(Entries provided):
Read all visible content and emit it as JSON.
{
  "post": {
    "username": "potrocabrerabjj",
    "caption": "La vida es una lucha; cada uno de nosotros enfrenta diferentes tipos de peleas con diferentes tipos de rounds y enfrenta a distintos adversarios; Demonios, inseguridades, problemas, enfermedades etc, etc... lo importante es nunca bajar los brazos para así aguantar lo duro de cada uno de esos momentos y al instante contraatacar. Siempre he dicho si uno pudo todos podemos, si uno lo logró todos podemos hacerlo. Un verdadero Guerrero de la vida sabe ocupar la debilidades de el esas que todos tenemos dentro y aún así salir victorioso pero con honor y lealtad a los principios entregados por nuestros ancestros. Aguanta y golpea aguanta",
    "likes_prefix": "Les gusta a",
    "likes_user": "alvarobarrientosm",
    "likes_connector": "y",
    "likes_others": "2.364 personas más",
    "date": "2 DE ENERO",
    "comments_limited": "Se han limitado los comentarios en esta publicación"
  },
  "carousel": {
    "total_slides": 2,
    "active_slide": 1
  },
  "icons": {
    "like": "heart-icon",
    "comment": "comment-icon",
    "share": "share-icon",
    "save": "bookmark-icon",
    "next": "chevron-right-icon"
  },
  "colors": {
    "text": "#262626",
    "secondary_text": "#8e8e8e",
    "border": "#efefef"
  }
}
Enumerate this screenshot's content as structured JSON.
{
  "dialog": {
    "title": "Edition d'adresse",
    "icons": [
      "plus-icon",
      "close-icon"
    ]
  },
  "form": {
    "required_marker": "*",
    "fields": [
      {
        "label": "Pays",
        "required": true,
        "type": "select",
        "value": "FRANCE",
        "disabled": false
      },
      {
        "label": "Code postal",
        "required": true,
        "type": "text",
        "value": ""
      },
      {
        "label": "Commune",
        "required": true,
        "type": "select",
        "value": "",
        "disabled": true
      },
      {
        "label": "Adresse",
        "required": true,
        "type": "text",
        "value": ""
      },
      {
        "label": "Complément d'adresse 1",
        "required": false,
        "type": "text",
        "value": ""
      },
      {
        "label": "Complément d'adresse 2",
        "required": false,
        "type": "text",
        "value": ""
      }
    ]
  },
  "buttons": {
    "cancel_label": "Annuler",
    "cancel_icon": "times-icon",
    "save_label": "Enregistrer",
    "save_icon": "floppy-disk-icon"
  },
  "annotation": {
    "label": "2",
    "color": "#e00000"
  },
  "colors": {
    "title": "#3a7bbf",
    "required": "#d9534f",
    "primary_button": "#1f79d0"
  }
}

(Exercise instructions): Return every line exactly.

(Reply):
Read all visible content and emit it as JSON.
{
  "post": {
    "username": "potrocabrerabjj",
    "caption": "La vida es una lucha; cada uno de nosotros enfrenta diferentes tipos de peleas con diferentes tipos de rounds y enfrenta a distintos adversarios; Demonios, inseguridades, problemas, enfermedades etc, etc... lo importante es nunca bajar los brazos para así aguantar lo duro de cada uno de esos momentos y al instante contraatacar. Siempre he dicho si uno pudo todos podemos, si uno lo logró todos podemos hacerlo. Un verdadero Guerrero de la vida sabe ocupar la debilidades de el esas que todos tenemos dentro y aún así salir victorioso pero con honor y lealtad a los principios entregados por nuestros ancestros. Aguanta y golpea aguanta",
    "likes_prefix": "Les gusta a",
    "likes_user": "alvarobarrientosm",
    "likes_connector": "y",
    "likes_others": "2.364 personas más",
    "date": "2 DE ENERO",
    "comments_limited": "Se han limitado los comentarios en esta publicación"
  },
  "carousel": {
    "total_slides": 2,
    "active_slide": 1
  },
  "icons": {
    "like": "heart-icon",
    "comment": "comment-icon",
    "share": "share-icon",
    "save": "bookmark-icon",
    "next": "chevron-right-icon"
  },
  "colors": {
    "text": "#262626",
    "secondary_text": "#8e8e8e",
    "border": "#efefef"
  }
}
Enumerate this screenshot's content as structured JSON.
{
  "dialog": {
    "title": "Edition d'adresse",
    "icons": [
      "plus-icon",
      "close-icon"
    ]
  },
  "form": {
    "required_marker": "*",
    "fields": [
      {
        "label": "Pays",
        "required": true,
        "type": "select",
        "value": "FRANCE",
        "disabled": false
      },
      {
        "label": "Code postal",
        "required": true,
        "type": "text",
        "value": ""
      },
      {
        "label": "Commune",
        "required": true,
        "type": "select",
        "value": "",
        "disabled": true
      },
      {
        "label": "Adresse",
        "required": true,
        "type": "text",
        "value": ""
      },
      {
        "label": "Complément d'adresse 1",
        "required": false,
        "type": "text",
        "value": ""
      },
      {
        "label": "Complément d'adresse 2",
        "required": false,
        "type": "text",
        "value": ""
      }
    ]
  },
  "buttons": {
    "cancel_label": "Annuler",
    "cancel_icon": "times-icon",
    "save_label": "Enregistrer",
    "save_icon": "floppy-disk-icon"
  },
  "annotation": {
    "label": "2",
    "color": "#e00000"
  },
  "colors": {
    "title": "#3a7bbf",
    "required": "#d9534f",
    "primary_button": "#1f79d0"
  }
}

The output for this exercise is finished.